═══ Information given ═══
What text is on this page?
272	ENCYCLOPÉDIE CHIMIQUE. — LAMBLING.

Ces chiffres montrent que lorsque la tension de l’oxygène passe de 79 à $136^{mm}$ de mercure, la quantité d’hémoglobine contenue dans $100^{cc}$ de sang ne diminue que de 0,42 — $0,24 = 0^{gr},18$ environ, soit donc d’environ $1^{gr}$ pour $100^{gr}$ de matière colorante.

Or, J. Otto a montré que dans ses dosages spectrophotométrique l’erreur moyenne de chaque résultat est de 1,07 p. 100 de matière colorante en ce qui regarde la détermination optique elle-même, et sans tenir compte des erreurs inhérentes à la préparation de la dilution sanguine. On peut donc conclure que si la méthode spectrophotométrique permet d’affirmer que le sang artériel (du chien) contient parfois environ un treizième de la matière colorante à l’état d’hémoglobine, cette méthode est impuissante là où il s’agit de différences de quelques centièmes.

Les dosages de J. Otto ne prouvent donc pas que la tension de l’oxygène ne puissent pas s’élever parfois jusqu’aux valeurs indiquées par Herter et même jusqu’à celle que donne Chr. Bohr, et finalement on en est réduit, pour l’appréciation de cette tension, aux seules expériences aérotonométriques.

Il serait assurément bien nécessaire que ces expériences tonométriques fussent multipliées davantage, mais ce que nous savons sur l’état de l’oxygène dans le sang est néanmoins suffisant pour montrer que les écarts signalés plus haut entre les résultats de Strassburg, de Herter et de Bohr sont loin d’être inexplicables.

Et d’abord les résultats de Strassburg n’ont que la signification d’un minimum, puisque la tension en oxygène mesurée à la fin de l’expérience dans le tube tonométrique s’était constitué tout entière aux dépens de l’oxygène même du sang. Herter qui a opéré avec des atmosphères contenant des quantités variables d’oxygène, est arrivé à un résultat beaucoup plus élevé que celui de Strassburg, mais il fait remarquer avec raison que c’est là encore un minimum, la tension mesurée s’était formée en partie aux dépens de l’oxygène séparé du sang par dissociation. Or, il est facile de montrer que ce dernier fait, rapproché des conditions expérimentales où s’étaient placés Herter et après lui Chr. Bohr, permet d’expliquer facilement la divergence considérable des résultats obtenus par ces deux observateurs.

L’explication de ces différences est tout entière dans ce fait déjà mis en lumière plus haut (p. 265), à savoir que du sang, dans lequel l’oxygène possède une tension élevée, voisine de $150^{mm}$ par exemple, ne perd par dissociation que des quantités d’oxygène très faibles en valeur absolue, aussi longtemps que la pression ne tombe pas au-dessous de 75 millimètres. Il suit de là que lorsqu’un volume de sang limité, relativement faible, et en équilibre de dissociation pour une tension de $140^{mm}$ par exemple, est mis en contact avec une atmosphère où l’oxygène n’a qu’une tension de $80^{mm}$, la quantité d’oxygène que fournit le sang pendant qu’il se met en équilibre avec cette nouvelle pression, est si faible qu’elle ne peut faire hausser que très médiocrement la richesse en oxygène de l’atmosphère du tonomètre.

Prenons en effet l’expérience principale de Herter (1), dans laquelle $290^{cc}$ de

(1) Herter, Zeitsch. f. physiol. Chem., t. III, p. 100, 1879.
═══
*Written task:* Look through the listing and extract every line with "parfois" in it.

*Reply to the task:*
Or, J. Otto a montré que dans ses dosages spectrophotométrique l’erreur moyenne de chaque résultat est de 1,07 p. 100 de matière colorante en ce qui regarde la détermination optique elle-même, et sans tenir compte des erreurs inhérentes à la préparation de la dilution sanguine. On peut donc conclure que si la méthode spectrophotométrique permet d’affirmer que le sang artériel (du chien) contient parfois environ un treizième de la matière colorante à l’état d’hémoglobine, cette méthode est impuissante là où il s’agit de différences de quelques centièmes.
Les dosages de J. Otto ne prouvent donc pas que la tension de l’oxygène ne puissent pas s’élever parfois jusqu’aux valeurs indiquées par Herter et même jusqu’à celle que donne Chr. Bohr, et finalement on en est réduit, pour l’appréciation de cette tension, aux seules expériences aérotonométriques.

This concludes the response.